Challenge
Print out the entries below with no edits.

Provided data
— START —
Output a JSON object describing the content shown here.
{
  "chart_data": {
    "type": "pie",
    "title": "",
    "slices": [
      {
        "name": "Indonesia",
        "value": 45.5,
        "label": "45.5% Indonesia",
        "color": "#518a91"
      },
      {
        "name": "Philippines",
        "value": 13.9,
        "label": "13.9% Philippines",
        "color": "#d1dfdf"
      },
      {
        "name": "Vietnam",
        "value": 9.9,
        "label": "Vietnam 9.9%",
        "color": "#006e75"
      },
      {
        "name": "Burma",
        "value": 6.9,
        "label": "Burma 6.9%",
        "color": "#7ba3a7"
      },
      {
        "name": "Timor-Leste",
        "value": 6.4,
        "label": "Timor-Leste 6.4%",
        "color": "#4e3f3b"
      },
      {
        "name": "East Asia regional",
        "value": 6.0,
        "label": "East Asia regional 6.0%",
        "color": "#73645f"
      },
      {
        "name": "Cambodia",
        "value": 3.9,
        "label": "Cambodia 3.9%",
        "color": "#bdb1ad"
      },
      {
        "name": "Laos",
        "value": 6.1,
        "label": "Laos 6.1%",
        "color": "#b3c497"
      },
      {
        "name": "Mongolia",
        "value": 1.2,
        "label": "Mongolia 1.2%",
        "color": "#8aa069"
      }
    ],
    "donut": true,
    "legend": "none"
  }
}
— END —
Response to the exercise
Output a JSON object describing the content shown here.
{
  "chart_data": {
    "type": "pie",
    "title": "",
    "slices": [
      {
        "name": "Indonesia",
        "value": 45.5,
        "label": "45.5% Indonesia",
        "color": "#518a91"
      },
      {
        "name": "Philippines",
        "value": 13.9,
        "label": "13.9% Philippines",
        "color": "#d1dfdf"
      },
      {
        "name": "Vietnam",
        "value": 9.9,
        "label": "Vietnam 9.9%",
        "color": "#006e75"
      },
      {
        "name": "Burma",
        "value": 6.9,
        "label": "Burma 6.9%",
        "color": "#7ba3a7"
      },
      {
        "name": "Timor-Leste",
        "value": 6.4,
        "label": "Timor-Leste 6.4%",
        "color": "#4e3f3b"
      },
      {
        "name": "East Asia regional",
        "value": 6.0,
        "label": "East Asia regional 6.0%",
        "color": "#73645f"
      },
      {
        "name": "Cambodia",
        "value": 3.9,
        "label": "Cambodia 3.9%",
        "color": "#bdb1ad"
      },
      {
        "name": "Laos",
        "value": 6.1,
        "label": "Laos 6.1%",
        "color": "#b3c497"
      },
      {
        "name": "Mongolia",
        "value": 1.2,
        "label": "Mongolia 1.2%",
        "color": "#8aa069"
      }
    ],
    "donut": true,
    "legend": "none"
  }
}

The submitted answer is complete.